• WHAT IS NEEDED
Where a line contains the string "actual", copy that line.

-- start --

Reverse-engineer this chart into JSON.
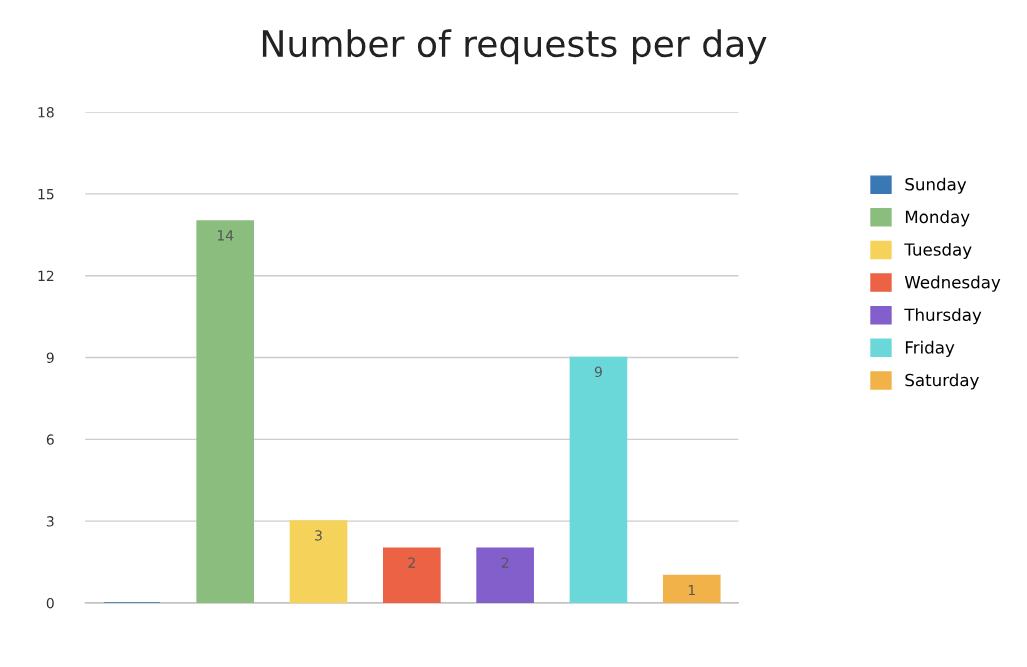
{
  "chart_data": {
    "type": "bar",
    "title": "Number of requests per day",
    "categories": [
      null,
      null,
      null,
      null,
      null,
      null,
      null
    ],
    "series": [
      {
        "name": "Sunday",
        "color": "#3a78b5",
        "values": [
          0,
          null,
          null,
          null,
          null,
          null,
          null
        ],
        "value_labels": [
          null,
          null,
          null,
          null,
          null,
          null,
          null
        ]
      },
      {
        "name": "Monday",
        "color": "#8bbe7e",
        "values": [
          null,
          14,
          null,
          null,
          null,
          null,
          null
        ],
        "value_labels": [
          null,
          "14",
          null,
          null,
          null,
          null,
          null
        ]
      },
      {
        "name": "Tuesday",
        "color": "#f5d35a",
        "values": [
          null,
          null,
          3,
          null,
          null,
          null,
          null
        ],
        "value_labels": [
          null,
          null,
          "3",
          null,
          null,
          null,
          null
        ]
      },
      {
        "name": "Wednesday",
        "color": "#ec6244",
        "values": [
          null,
          null,
          null,
          2,
          null,
          null,
          null
        ],
        "value_labels": [
          null,
          null,
          null,
          "2",
          null,
          null,
          null
        ]
      },
      {
        "name": "Thursday",
        "color": "#835fcb",
        "values": [
          null,
          null,
          null,
          null,
          2,
          null,
          null
        ],
        "value_labels": [
          null,
          null,
          null,
          null,
          "2",
          null,
          null
        ]
      },
      {
        "name": "Friday",
        "color": "#6ad8d8",
        "values": [
          null,
          null,
          null,
          null,
          null,
          9,
          null
        ],
        "value_labels": [
          null,
          null,
          null,
          null,
          null,
          "9",
          null
        ]
      },
      {
        "name": "Saturday",
        "color": "#f2b24a",
        "values": [
          null,
          null,
          null,
          null,
          null,
          null,
          1
        ],
        "value_labels": [
          null,
          null,
          null,
          null,
          null,
          null,
          "1"
        ]
      }
    ],
    "ylim": [
      0,
      18
    ],
    "yticks": [
      0,
      3,
      6,
      9,
      12,
      15,
      18
    ],
    "grid": "y",
    "legend": "right"
  }
}
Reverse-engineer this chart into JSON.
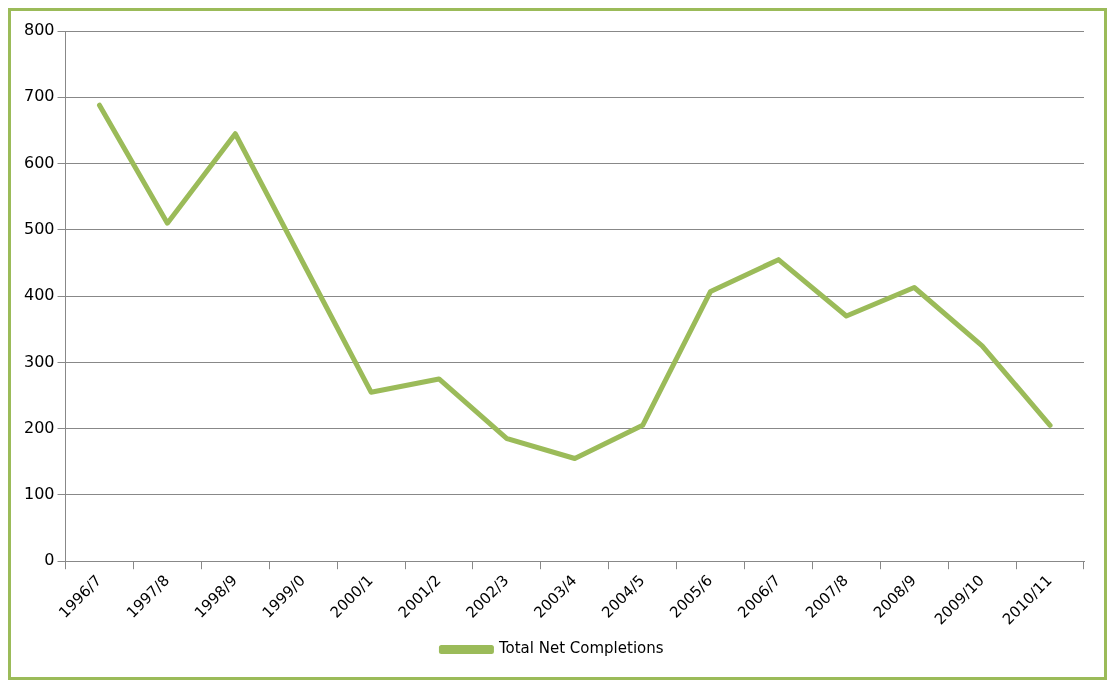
{
  "chart_data": {
    "type": "line",
    "categories": [
      "1996/7",
      "1997/8",
      "1998/9",
      "1999/0",
      "2000/1",
      "2001/2",
      "2002/3",
      "2003/4",
      "2004/5",
      "2005/6",
      "2006/7",
      "2007/8",
      "2008/9",
      "2009/10",
      "2010/11"
    ],
    "series": [
      {
        "name": "Total Net Completions",
        "color": "#9bbb59",
        "values": [
          688,
          510,
          645,
          450,
          255,
          275,
          185,
          155,
          205,
          407,
          455,
          370,
          413,
          325,
          205
        ]
      }
    ],
    "ylim": [
      0,
      800
    ],
    "yticks": [
      0,
      100,
      200,
      300,
      400,
      500,
      600,
      700,
      800
    ],
    "grid": "y",
    "legend": "bottom",
    "marker": "none",
    "line_style": "solid"
  }
}
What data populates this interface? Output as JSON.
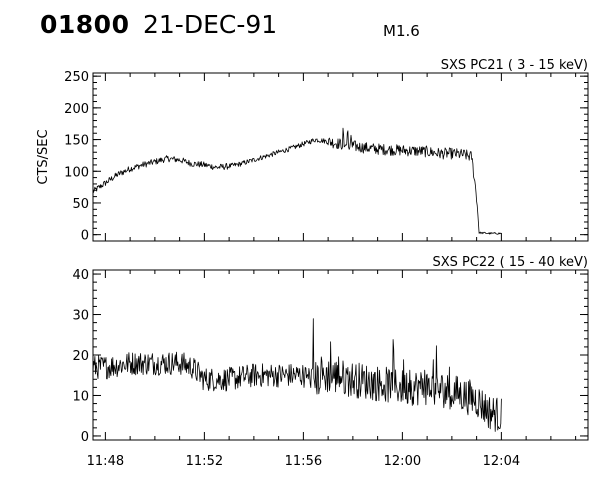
{
  "header": {
    "event_id": "01800",
    "date": "21-DEC-91",
    "flare_class": "M1.6"
  },
  "chart_data": [
    {
      "type": "line",
      "label": "SXS PC21  (  3 - 15 keV)",
      "ylabel": "CTS/SEC",
      "xlim": [
        "11:47.5",
        "12:07.5"
      ],
      "ylim": [
        -10,
        255
      ],
      "yticks": [
        0,
        50,
        100,
        150,
        200,
        250
      ],
      "xticks": [
        "11:48",
        "11:52",
        "11:56",
        "12:00",
        "12:04"
      ],
      "grid": false,
      "series": [
        {
          "x_minutes_after_1148": [
            -0.5,
            0.5,
            1,
            1.5,
            2,
            2.5,
            3,
            3.5,
            4,
            4.5,
            5,
            5.5,
            6,
            6.5,
            7,
            7.5,
            8,
            8.5,
            9,
            9.5,
            10,
            10.5,
            11,
            11.5,
            12,
            12.5,
            13,
            13.5,
            14,
            14.5,
            14.8,
            15,
            15.1,
            15.5,
            16
          ],
          "y": [
            68,
            95,
            104,
            110,
            115,
            120,
            118,
            112,
            110,
            106,
            108,
            112,
            118,
            124,
            130,
            136,
            143,
            150,
            147,
            143,
            140,
            137,
            135,
            134,
            133,
            132,
            131,
            128,
            128,
            126,
            123,
            60,
            3,
            2,
            2
          ]
        }
      ]
    },
    {
      "type": "line",
      "label": "SXS PC22  ( 15 - 40 keV)",
      "ylabel": "",
      "xlim": [
        "11:47.5",
        "12:07.5"
      ],
      "ylim": [
        -1,
        41
      ],
      "yticks": [
        0,
        10,
        20,
        30,
        40
      ],
      "xticks": [
        "11:48",
        "11:52",
        "11:56",
        "12:00",
        "12:04"
      ],
      "grid": false,
      "series": [
        {
          "x_minutes_after_1148": [
            -0.5,
            0,
            1,
            2,
            3,
            3.5,
            4,
            5,
            6,
            7,
            8,
            8.5,
            9,
            10,
            11,
            12,
            13,
            14,
            15,
            15.5,
            16
          ],
          "y": [
            17,
            17,
            18,
            18,
            18,
            17,
            14,
            14,
            15,
            15,
            15,
            14,
            15,
            14,
            13,
            12,
            12,
            11,
            9,
            6,
            5
          ]
        }
      ]
    }
  ]
}
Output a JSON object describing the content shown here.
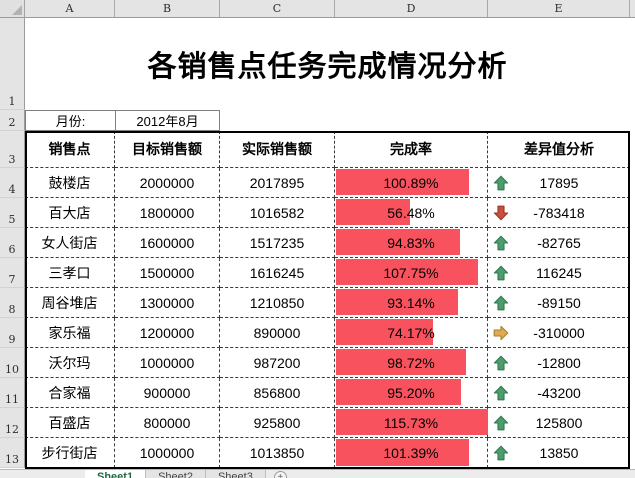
{
  "window": {
    "column_headers": [
      "A",
      "B",
      "C",
      "D",
      "E"
    ],
    "row_numbers": [
      "1",
      "2",
      "3",
      "4",
      "5",
      "6",
      "7",
      "8",
      "9",
      "10",
      "11",
      "12",
      "13"
    ]
  },
  "title": "各销售点任务完成情况分析",
  "period": {
    "label": "月份:",
    "value": "2012年8月"
  },
  "table": {
    "columns": {
      "store": "销售点",
      "target": "目标销售额",
      "actual": "实际销售额",
      "rate": "完成率",
      "diff": "差异值分析"
    },
    "rows": [
      {
        "store": "鼓楼店",
        "target": "2000000",
        "actual": "2017895",
        "rate": "100.89%",
        "bar_pct": 87.2,
        "icon": "up",
        "diff": "17895"
      },
      {
        "store": "百大店",
        "target": "1800000",
        "actual": "1016582",
        "rate": "56.48%",
        "bar_pct": 48.8,
        "icon": "down",
        "diff": "-783418"
      },
      {
        "store": "女人街店",
        "target": "1600000",
        "actual": "1517235",
        "rate": "94.83%",
        "bar_pct": 81.9,
        "icon": "up",
        "diff": "-82765"
      },
      {
        "store": "三孝口",
        "target": "1500000",
        "actual": "1616245",
        "rate": "107.75%",
        "bar_pct": 93.1,
        "icon": "up",
        "diff": "116245"
      },
      {
        "store": "周谷堆店",
        "target": "1300000",
        "actual": "1210850",
        "rate": "93.14%",
        "bar_pct": 80.5,
        "icon": "up",
        "diff": "-89150"
      },
      {
        "store": "家乐福",
        "target": "1200000",
        "actual": "890000",
        "rate": "74.17%",
        "bar_pct": 64.1,
        "icon": "right",
        "diff": "-310000"
      },
      {
        "store": "沃尔玛",
        "target": "1000000",
        "actual": "987200",
        "rate": "98.72%",
        "bar_pct": 85.3,
        "icon": "up",
        "diff": "-12800"
      },
      {
        "store": "合家福",
        "target": "900000",
        "actual": "856800",
        "rate": "95.20%",
        "bar_pct": 82.3,
        "icon": "up",
        "diff": "-43200"
      },
      {
        "store": "百盛店",
        "target": "800000",
        "actual": "925800",
        "rate": "115.73%",
        "bar_pct": 100,
        "icon": "up",
        "diff": "125800"
      },
      {
        "store": "步行街店",
        "target": "1000000",
        "actual": "1013850",
        "rate": "101.39%",
        "bar_pct": 87.6,
        "icon": "up",
        "diff": "13850"
      }
    ]
  },
  "colors": {
    "data_bar": "#f8525e",
    "icons": {
      "up": {
        "fill": "#4e9c6e",
        "stroke": "#2e7a50"
      },
      "down": {
        "fill": "#c94f3d",
        "stroke": "#97362a"
      },
      "right": {
        "fill": "#dfaa50",
        "stroke": "#a97d2f"
      }
    }
  },
  "sheet_bar": {
    "tabs": [
      "Sheet1",
      "Sheet2",
      "Sheet3"
    ],
    "new_sheet_label": "+"
  }
}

-- end --

• RESULT OF THE EXERCISE
      "actual": "实际销售额",
        "actual": "2017895",
        "actual": "1016582",
        "actual": "1517235",
        "actual": "1616245",
        "actual": "1210850",
        "actual": "890000",
        "actual": "987200",
        "actual": "856800",
        "actual": "925800",
        "actual": "1013850",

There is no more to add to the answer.